- Aim: Transcribe the records below exactly, leaving out any pictures.

- Extracted entries:
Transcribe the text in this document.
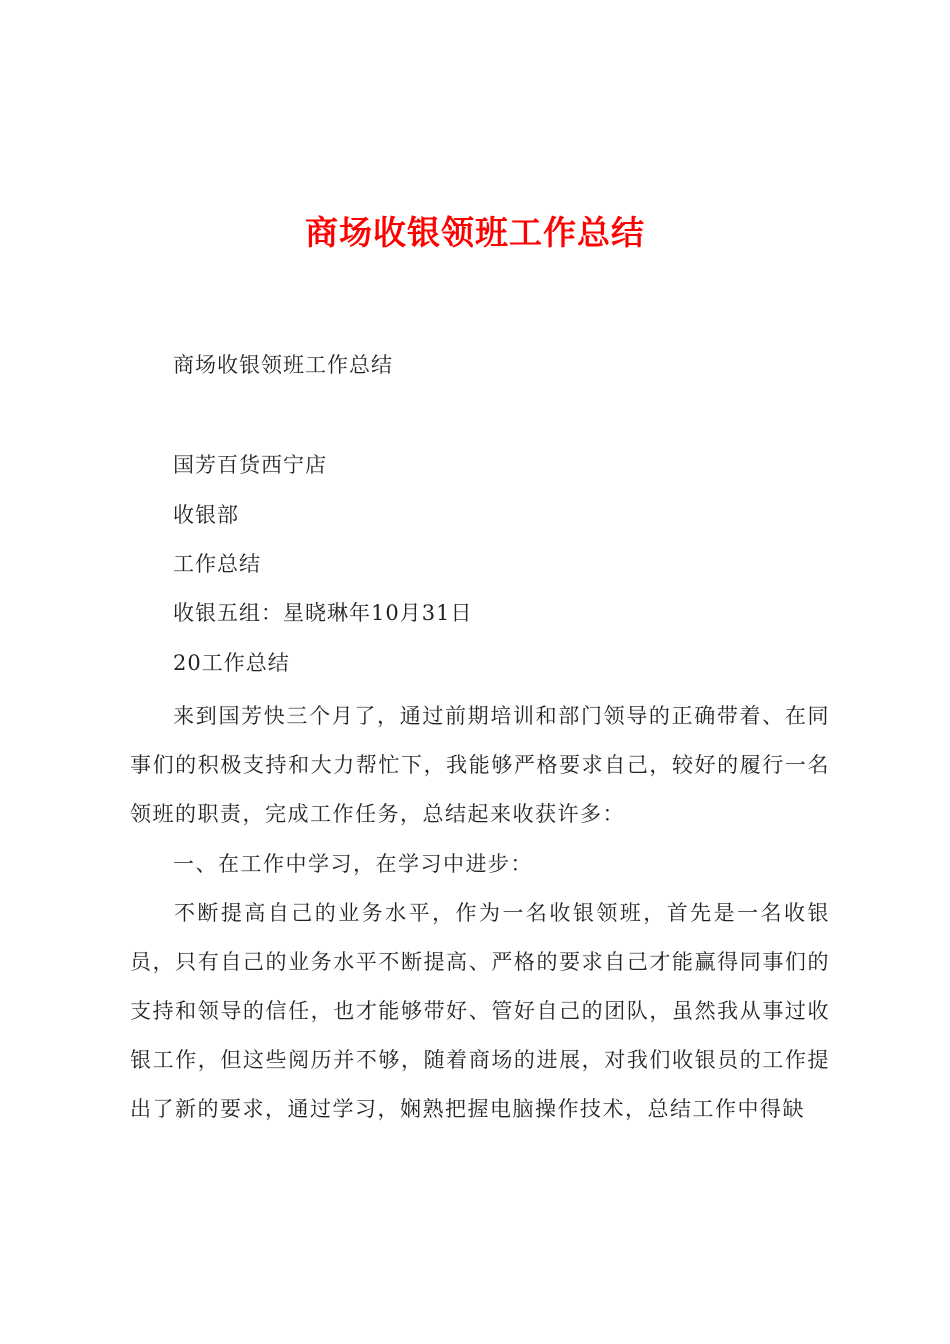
商场收银领班工作总结
商场收银领班工作总结
国芳百货西宁店
收银部
工作总结
收银五组：星晓琳年10月31日
20工作总结
来到国芳快三个月了，通过前期培训和部门领导的正确带着、在同事们的积极支持和大力帮忙下，我能够严格要求自己，较好的履行一名领班的职责，完成工作任务，总结起来收获许多：
一、在工作中学习，在学习中进步：
不断提高自己的业务水平，作为一名收银领班，首先是一名收银员，只有自己的业务水平不断提高、严格的要求自己才能赢得同事们的支持和领导的信任，也才能够带好、管好自己的团队，虽然我从事过收银工作，但这些阅历并不够，随着商场的进展，对我们收银员的工作提出了新的要求，通过学习，娴熟把握电脑操作技术，总结工作中得缺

- Result of the exercise:
Transcribe the text in this document.
商场收银领班工作总结
商场收银领班工作总结
国芳百货西宁店
收银部
工作总结
收银五组：星晓琳年10月31日
20工作总结
来到国芳快三个月了，通过前期培训和部门领导的正确带着、在同事们的积极支持和大力帮忙下，我能够严格要求自己，较好的履行一名领班的职责，完成工作任务，总结起来收获许多：
一、在工作中学习，在学习中进步：
不断提高自己的业务水平，作为一名收银领班，首先是一名收银员，只有自己的业务水平不断提高、严格的要求自己才能赢得同事们的支持和领导的信任，也才能够带好、管好自己的团队，虽然我从事过收银工作，但这些阅历并不够，随着商场的进展，对我们收银员的工作提出了新的要求，通过学习，娴熟把握电脑操作技术，总结工作中得缺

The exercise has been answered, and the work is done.